[WHAT YOU WILL DO]: Copy every item below word for word, leaving out the pictures.

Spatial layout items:

-- START --

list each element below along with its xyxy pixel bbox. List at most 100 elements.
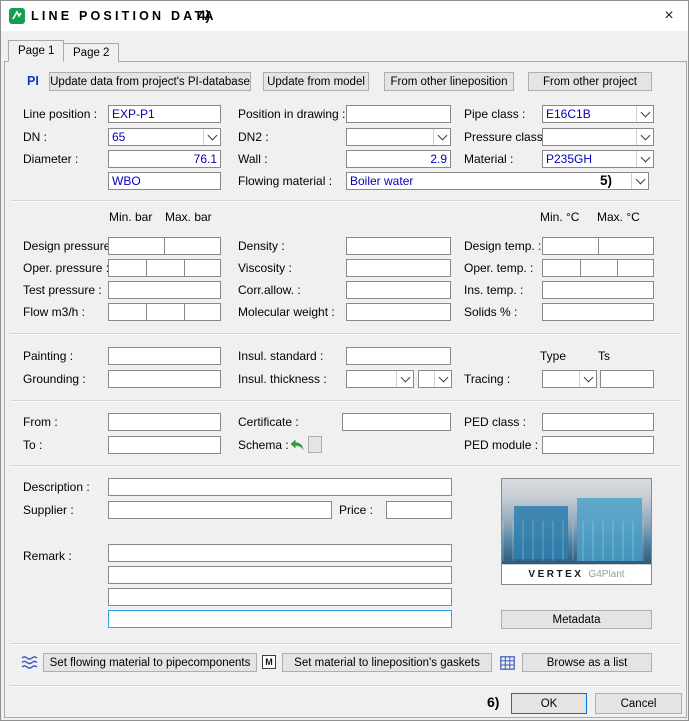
line-position-input[interactable] [108, 105, 221, 123]
oper-temp-input-1[interactable] [542, 259, 581, 277]
ped-module-input[interactable] [542, 436, 654, 454]
viscosity-input[interactable] [346, 259, 451, 277]
wall-input[interactable] [346, 150, 451, 168]
separator [10, 333, 681, 334]
dn-value: 65 [112, 130, 202, 145]
density-input[interactable] [346, 237, 451, 255]
remark-input-2[interactable] [108, 566, 452, 584]
window-title: LINE POSITION DATA [31, 1, 217, 31]
test-pressure-input[interactable] [108, 281, 221, 299]
remark-input-3[interactable] [108, 588, 452, 606]
painting-label: Painting : [23, 347, 73, 365]
description-label: Description : [23, 478, 90, 496]
dn2-combo[interactable] [346, 128, 451, 146]
grounding-input[interactable] [108, 370, 221, 388]
remark-input-1[interactable] [108, 544, 452, 562]
pi-label: PI [27, 74, 39, 88]
design-temp-min-input[interactable] [542, 237, 599, 255]
oper-pressure-input-1[interactable] [108, 259, 147, 277]
insul-thickness-combo-2[interactable] [418, 370, 452, 388]
position-in-drawing-input[interactable] [346, 105, 451, 123]
material-label: Material : [464, 150, 513, 168]
chevron-down-icon [396, 371, 413, 387]
ped-class-label: PED class : [464, 413, 526, 431]
ts-header: Ts [598, 347, 610, 365]
oper-pressure-input-2[interactable] [146, 259, 185, 277]
title-bar: LINE POSITION DATA 4) × [1, 1, 688, 31]
flowing-material-label: Flowing material : [238, 172, 332, 190]
flow-input-1[interactable] [108, 303, 147, 321]
annotation-5: 5) [600, 173, 612, 188]
material-m-icon: M [262, 655, 276, 669]
insul-thickness-label: Insul. thickness : [238, 370, 327, 388]
set-material-gaskets-button[interactable]: Set material to lineposition's gaskets [282, 653, 492, 672]
ped-class-input[interactable] [542, 413, 654, 431]
pressure-class-combo[interactable] [542, 128, 654, 146]
chevron-down-icon [433, 129, 450, 145]
chevron-down-icon [434, 371, 451, 387]
update-from-pi-database-button[interactable]: Update data from project's PI-database [49, 72, 251, 91]
max-c-header: Max. °C [597, 208, 640, 226]
pipe-class-combo[interactable]: E16C1B [542, 105, 654, 123]
oper-pressure-input-3[interactable] [184, 259, 221, 277]
tab-page-2[interactable]: Page 2 [63, 43, 119, 62]
schema-open-icon[interactable] [289, 436, 305, 453]
from-other-lineposition-button[interactable]: From other lineposition [384, 72, 514, 91]
flow-label: Flow m3/h : [23, 303, 85, 321]
from-input[interactable] [108, 413, 221, 431]
design-pressure-min-input[interactable] [108, 237, 165, 255]
oper-temp-input-3[interactable] [617, 259, 654, 277]
insul-standard-label: Insul. standard : [238, 347, 323, 365]
grounding-label: Grounding : [23, 370, 86, 388]
supplier-input[interactable] [108, 501, 332, 519]
tab-page-1[interactable]: Page 1 [8, 40, 64, 62]
solids-input[interactable] [542, 303, 654, 321]
separator [10, 200, 681, 201]
tab-page-1-label: Page 1 [18, 45, 54, 57]
material-combo[interactable]: P235GH [542, 150, 654, 168]
ok-button[interactable]: OK [511, 693, 587, 714]
tracing-type-combo[interactable] [542, 370, 597, 388]
remark-input-4[interactable] [108, 610, 452, 628]
cancel-button[interactable]: Cancel [595, 693, 682, 714]
tab-page-2-label: Page 2 [73, 47, 109, 59]
chevron-down-icon [636, 106, 653, 122]
certificate-input[interactable] [342, 413, 451, 431]
ins-temp-input[interactable] [542, 281, 654, 299]
flow-input-2[interactable] [146, 303, 185, 321]
diameter-input[interactable] [108, 150, 221, 168]
oper-pressure-label: Oper. pressure : [23, 259, 109, 277]
dn-combo[interactable]: 65 [108, 128, 221, 146]
position-in-drawing-label: Position in drawing : [238, 105, 345, 123]
update-from-model-button[interactable]: Update from model [263, 72, 369, 91]
oper-temp-input-2[interactable] [580, 259, 618, 277]
test-pressure-label: Test pressure : [23, 281, 102, 299]
corr-allow-input[interactable] [346, 281, 451, 299]
browse-as-list-button[interactable]: Browse as a list [522, 653, 652, 672]
from-other-project-button[interactable]: From other project [528, 72, 652, 91]
to-input[interactable] [108, 436, 221, 454]
min-bar-header: Min. bar [109, 208, 152, 226]
material-code-input[interactable] [108, 172, 221, 190]
design-temp-max-input[interactable] [598, 237, 654, 255]
plant-photo: VERTEX G4Plant [501, 478, 652, 585]
design-pressure-max-input[interactable] [164, 237, 221, 255]
flowing-material-value: Boiler water [350, 174, 630, 189]
price-input[interactable] [386, 501, 452, 519]
tracing-ts-input[interactable] [600, 370, 654, 388]
dn-label: DN : [23, 128, 47, 146]
dn2-label: DN2 : [238, 128, 269, 146]
description-input[interactable] [108, 478, 452, 496]
insul-standard-input[interactable] [346, 347, 451, 365]
metadata-button[interactable]: Metadata [501, 610, 652, 629]
painting-input[interactable] [108, 347, 221, 365]
flow-input-3[interactable] [184, 303, 221, 321]
set-flowing-material-button[interactable]: Set flowing material to pipecomponents [43, 653, 257, 672]
flowing-material-waves-icon [20, 654, 40, 671]
close-icon[interactable]: × [658, 5, 680, 27]
chevron-down-icon [579, 371, 596, 387]
schema-browse-button[interactable] [308, 436, 322, 453]
photo-structure [502, 521, 651, 561]
molecular-weight-input[interactable] [346, 303, 451, 321]
insul-thickness-combo-1[interactable] [346, 370, 414, 388]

-- END --

[SOLUTION TO THIS TASK]:
list each element below along with its xyxy pixel bbox. List at most 100 elements.
line-position-input[interactable] [108, 105, 221, 123]
oper-temp-input-1[interactable] [542, 259, 581, 277]
ped-module-input[interactable] [542, 436, 654, 454]
viscosity-input[interactable] [346, 259, 451, 277]
wall-input[interactable] [346, 150, 451, 168]
separator [10, 333, 681, 334]
dn-value: 65 [112, 130, 202, 145]
density-input[interactable] [346, 237, 451, 255]
remark-input-2[interactable] [108, 566, 452, 584]
window-title: LINE POSITION DATA [31, 1, 217, 31]
test-pressure-input[interactable] [108, 281, 221, 299]
remark-input-3[interactable] [108, 588, 452, 606]
painting-label: Painting : [23, 347, 73, 365]
description-label: Description : [23, 478, 90, 496]
dn2-combo[interactable] [346, 128, 451, 146]
grounding-input[interactable] [108, 370, 221, 388]
remark-input-1[interactable] [108, 544, 452, 562]
pi-label: PI [27, 74, 39, 88]
design-temp-min-input[interactable] [542, 237, 599, 255]
oper-pressure-input-1[interactable] [108, 259, 147, 277]
insul-thickness-combo-2[interactable] [418, 370, 452, 388]
position-in-drawing-input[interactable] [346, 105, 451, 123]
material-label: Material : [464, 150, 513, 168]
chevron-down-icon [396, 371, 413, 387]
ped-class-label: PED class : [464, 413, 526, 431]
ts-header: Ts [598, 347, 610, 365]
oper-pressure-input-2[interactable] [146, 259, 185, 277]
title-bar: LINE POSITION DATA 4) × [1, 1, 688, 31]
flowing-material-label: Flowing material : [238, 172, 332, 190]
flow-input-1[interactable] [108, 303, 147, 321]
annotation-5: 5) [600, 173, 612, 188]
material-m-icon: M [262, 655, 276, 669]
insul-thickness-label: Insul. thickness : [238, 370, 327, 388]
set-material-gaskets-button[interactable]: Set material to lineposition's gaskets [282, 653, 492, 672]
ped-class-input[interactable] [542, 413, 654, 431]
pressure-class-combo[interactable] [542, 128, 654, 146]
chevron-down-icon [433, 129, 450, 145]
chevron-down-icon [434, 371, 451, 387]
update-from-pi-database-button[interactable]: Update data from project's PI-database [49, 72, 251, 91]
max-c-header: Max. °C [597, 208, 640, 226]
pipe-class-combo[interactable]: E16C1B [542, 105, 654, 123]
oper-pressure-input-3[interactable] [184, 259, 221, 277]
tab-page-2[interactable]: Page 2 [63, 43, 119, 62]
schema-open-icon[interactable] [289, 436, 305, 453]
from-other-lineposition-button[interactable]: From other lineposition [384, 72, 514, 91]
flow-label: Flow m3/h : [23, 303, 85, 321]
from-input[interactable] [108, 413, 221, 431]
design-pressure-min-input[interactable] [108, 237, 165, 255]
oper-temp-input-3[interactable] [617, 259, 654, 277]
insul-standard-label: Insul. standard : [238, 347, 323, 365]
grounding-label: Grounding : [23, 370, 86, 388]
supplier-input[interactable] [108, 501, 332, 519]
tab-page-1[interactable]: Page 1 [8, 40, 64, 62]
solids-input[interactable] [542, 303, 654, 321]
separator [10, 200, 681, 201]
tab-page-1-label: Page 1 [18, 45, 54, 57]
material-combo[interactable]: P235GH [542, 150, 654, 168]
ok-button[interactable]: OK [511, 693, 587, 714]
tracing-type-combo[interactable] [542, 370, 597, 388]
remark-input-4[interactable] [108, 610, 452, 628]
cancel-button[interactable]: Cancel [595, 693, 682, 714]
tab-page-2-label: Page 2 [73, 47, 109, 59]
chevron-down-icon [636, 106, 653, 122]
certificate-input[interactable] [342, 413, 451, 431]
ins-temp-input[interactable] [542, 281, 654, 299]
flow-input-2[interactable] [146, 303, 185, 321]
diameter-input[interactable] [108, 150, 221, 168]
oper-pressure-label: Oper. pressure : [23, 259, 109, 277]
dn-combo[interactable]: 65 [108, 128, 221, 146]
position-in-drawing-label: Position in drawing : [238, 105, 345, 123]
update-from-model-button[interactable]: Update from model [263, 72, 369, 91]
oper-temp-input-2[interactable] [580, 259, 618, 277]
test-pressure-label: Test pressure : [23, 281, 102, 299]
corr-allow-input[interactable] [346, 281, 451, 299]
browse-as-list-button[interactable]: Browse as a list [522, 653, 652, 672]
from-other-project-button[interactable]: From other project [528, 72, 652, 91]
to-input[interactable] [108, 436, 221, 454]
min-bar-header: Min. bar [109, 208, 152, 226]
material-code-input[interactable] [108, 172, 221, 190]
design-temp-max-input[interactable] [598, 237, 654, 255]
plant-photo: VERTEX G4Plant [501, 478, 652, 585]
design-pressure-max-input[interactable] [164, 237, 221, 255]
flowing-material-value: Boiler water [350, 174, 630, 189]
price-input[interactable] [386, 501, 452, 519]
tracing-ts-input[interactable] [600, 370, 654, 388]
dn-label: DN : [23, 128, 47, 146]
dn2-label: DN2 : [238, 128, 269, 146]
description-input[interactable] [108, 478, 452, 496]
insul-standard-input[interactable] [346, 347, 451, 365]
metadata-button[interactable]: Metadata [501, 610, 652, 629]
painting-input[interactable] [108, 347, 221, 365]
flow-input-3[interactable] [184, 303, 221, 321]
set-flowing-material-button[interactable]: Set flowing material to pipecomponents [43, 653, 257, 672]
flowing-material-waves-icon [20, 654, 40, 671]
close-icon[interactable]: × [658, 5, 680, 27]
chevron-down-icon [579, 371, 596, 387]
schema-browse-button[interactable] [308, 436, 322, 453]
photo-structure [502, 521, 651, 561]
molecular-weight-input[interactable] [346, 303, 451, 321]
insul-thickness-combo-1[interactable] [346, 370, 414, 388]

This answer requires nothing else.